SHORT TASK:
Reproduce every record below exactly as written, but leave out any pictures.

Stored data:
□ □ □ □

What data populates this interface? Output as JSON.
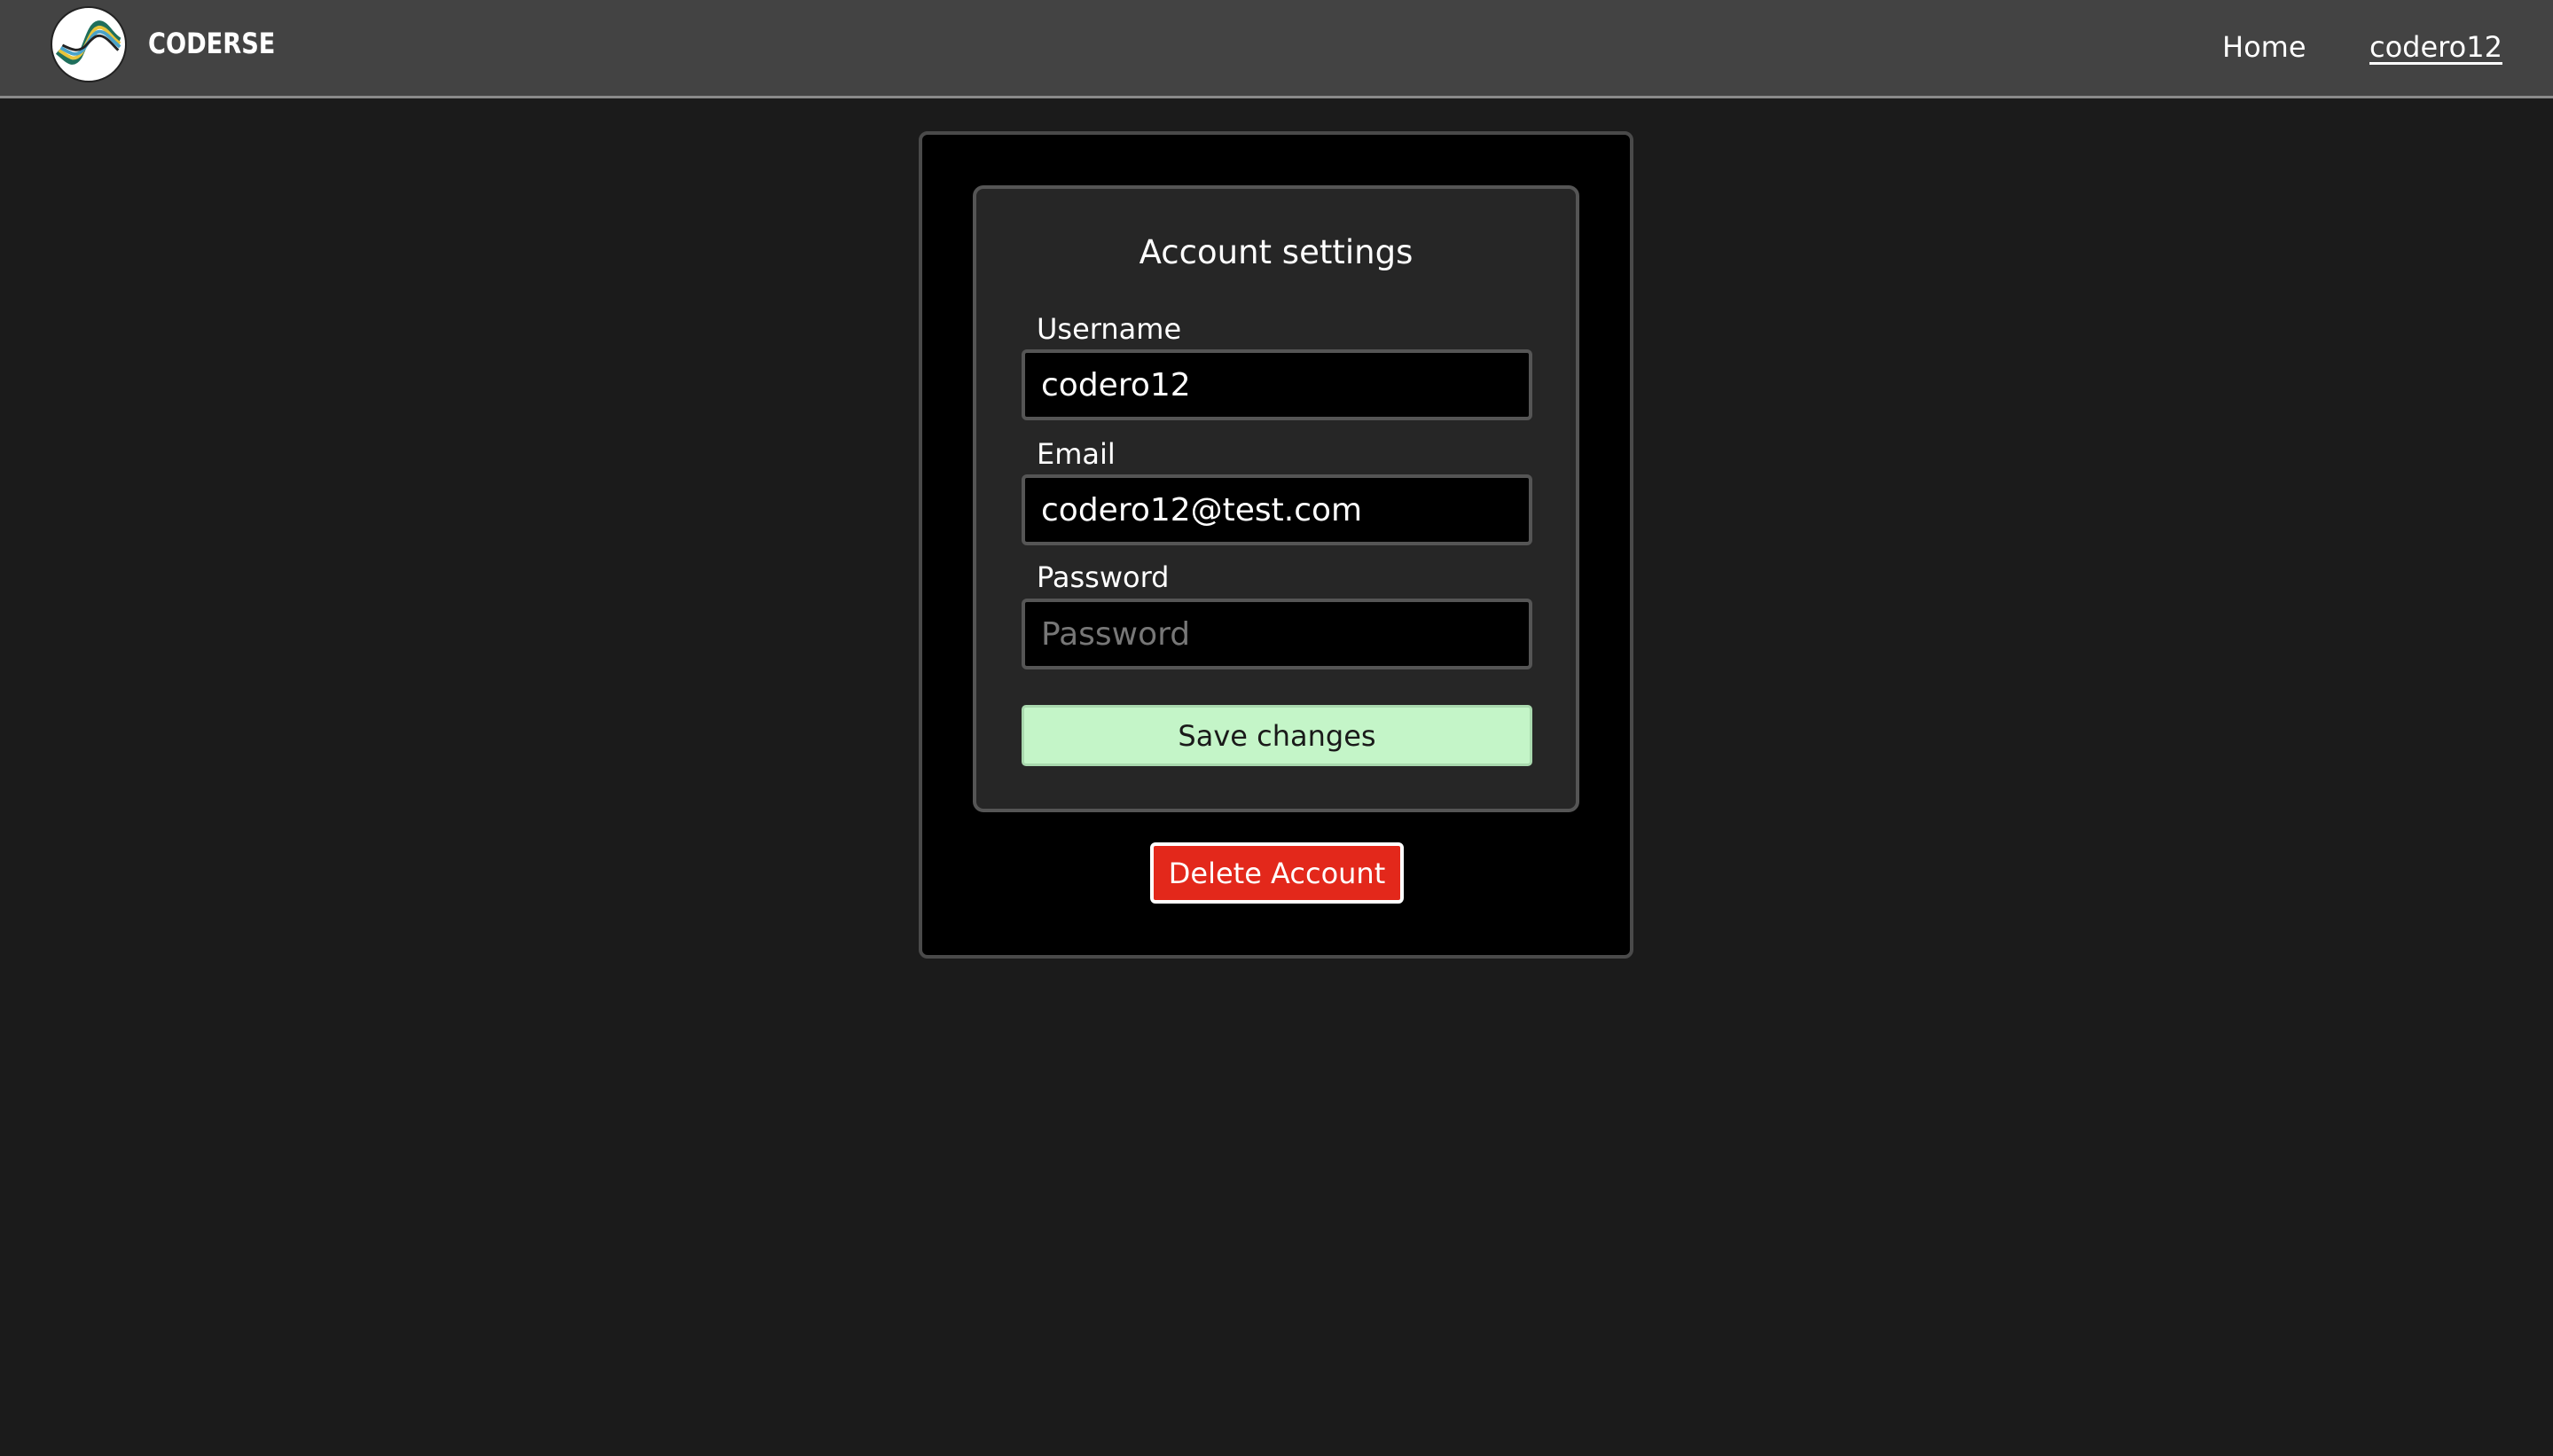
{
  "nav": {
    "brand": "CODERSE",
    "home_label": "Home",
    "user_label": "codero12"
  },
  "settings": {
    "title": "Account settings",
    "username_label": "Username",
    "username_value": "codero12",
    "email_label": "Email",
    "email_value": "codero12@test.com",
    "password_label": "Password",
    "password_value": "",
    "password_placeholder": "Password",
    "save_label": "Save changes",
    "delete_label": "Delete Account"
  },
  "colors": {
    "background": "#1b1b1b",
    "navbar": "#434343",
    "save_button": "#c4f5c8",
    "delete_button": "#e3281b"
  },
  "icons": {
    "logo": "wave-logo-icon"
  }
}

□ □ □ □

EXERCISE RESULT:
What data populates this interface? Output as JSON.
{
  "nav": {
    "brand": "CODERSE",
    "home_label": "Home",
    "user_label": "codero12"
  },
  "settings": {
    "title": "Account settings",
    "username_label": "Username",
    "username_value": "codero12",
    "email_label": "Email",
    "email_value": "codero12@test.com",
    "password_label": "Password",
    "password_value": "",
    "password_placeholder": "Password",
    "save_label": "Save changes",
    "delete_label": "Delete Account"
  },
  "colors": {
    "background": "#1b1b1b",
    "navbar": "#434343",
    "save_button": "#c4f5c8",
    "delete_button": "#e3281b"
  },
  "icons": {
    "logo": "wave-logo-icon"
  }
}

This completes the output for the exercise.